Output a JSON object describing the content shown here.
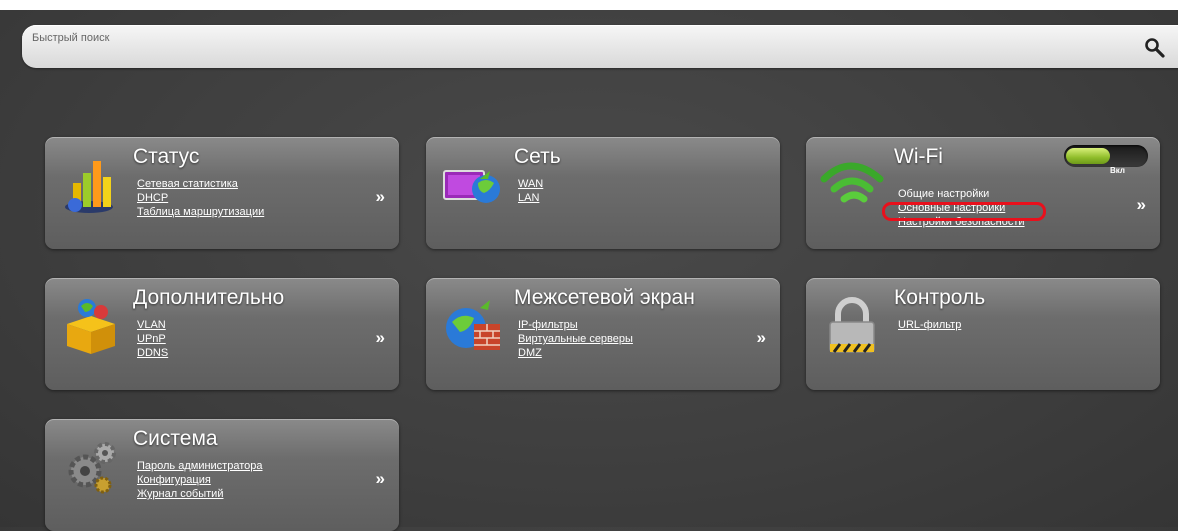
{
  "search": {
    "placeholder": "Быстрый поиск"
  },
  "tiles": {
    "status": {
      "title": "Статус",
      "links": [
        "Сетевая статистика",
        "DHCP",
        "Таблица маршрутизации"
      ],
      "arrow": "»"
    },
    "network": {
      "title": "Сеть",
      "links": [
        "WAN",
        "LAN"
      ],
      "arrow": ""
    },
    "wifi": {
      "title": "Wi-Fi",
      "toggle_label": "Вкл",
      "links": [
        "Общие настройки",
        "Основные настройки",
        "Настройки безопасности"
      ],
      "arrow": "»",
      "highlight_color": "#e8101c"
    },
    "advanced": {
      "title": "Дополнительно",
      "links": [
        "VLAN",
        "UPnP",
        "DDNS"
      ],
      "arrow": "»"
    },
    "firewall": {
      "title": "Межсетевой экран",
      "links": [
        "IP-фильтры",
        "Виртуальные серверы",
        "DMZ"
      ],
      "arrow": "»"
    },
    "control": {
      "title": "Контроль",
      "links": [
        "URL-фильтр"
      ],
      "arrow": ""
    },
    "system": {
      "title": "Система",
      "links": [
        "Пароль администратора",
        "Конфигурация",
        "Журнал событий"
      ],
      "arrow": "»"
    }
  },
  "icons": {
    "search": "magnifier-icon",
    "status": "bar-chart-icon",
    "network": "monitor-globe-icon",
    "wifi": "wifi-signal-icon",
    "advanced": "open-box-icon",
    "firewall": "globe-brick-wall-icon",
    "control": "padlock-icon",
    "system": "gears-icon"
  }
}
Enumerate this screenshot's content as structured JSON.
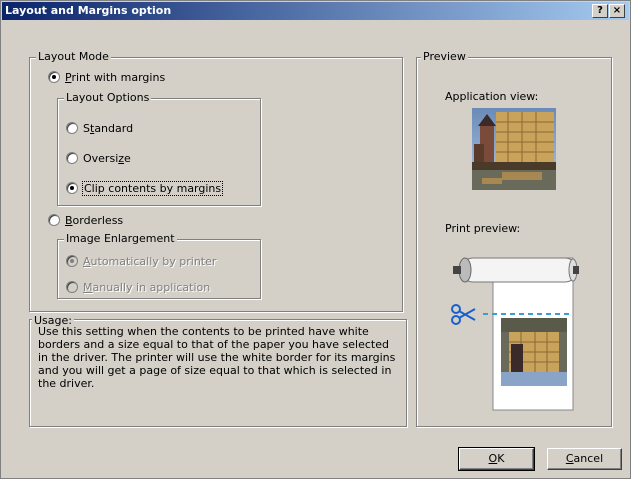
◇ ◇ ◇ ◇
### Instructions to follow
Copy the records exactly as they appear, excluding images.

### Response to this task
Output a JSON object describing the content shown here.
{
  "search": {
    "placeholder": "Быстрый поиск"
  },
  "tiles": {
    "status": {
      "title": "Статус",
      "links": [
        "Сетевая статистика",
        "DHCP",
        "Таблица маршрутизации"
      ],
      "arrow": "»"
    },
    "network": {
      "title": "Сеть",
      "links": [
        "WAN",
        "LAN"
      ],
      "arrow": ""
    },
    "wifi": {
      "title": "Wi-Fi",
      "toggle_label": "Вкл",
      "links": [
        "Общие настройки",
        "Основные настройки",
        "Настройки безопасности"
      ],
      "arrow": "»",
      "highlight_color": "#e8101c"
    },
    "advanced": {
      "title": "Дополнительно",
      "links": [
        "VLAN",
        "UPnP",
        "DDNS"
      ],
      "arrow": "»"
    },
    "firewall": {
      "title": "Межсетевой экран",
      "links": [
        "IP-фильтры",
        "Виртуальные серверы",
        "DMZ"
      ],
      "arrow": "»"
    },
    "control": {
      "title": "Контроль",
      "links": [
        "URL-фильтр"
      ],
      "arrow": ""
    },
    "system": {
      "title": "Система",
      "links": [
        "Пароль администратора",
        "Конфигурация",
        "Журнал событий"
      ],
      "arrow": "»"
    }
  },
  "icons": {
    "search": "magnifier-icon",
    "status": "bar-chart-icon",
    "network": "monitor-globe-icon",
    "wifi": "wifi-signal-icon",
    "advanced": "open-box-icon",
    "firewall": "globe-brick-wall-icon",
    "control": "padlock-icon",
    "system": "gears-icon"
  }
}
Enumerate this screenshot's content as structured JSON.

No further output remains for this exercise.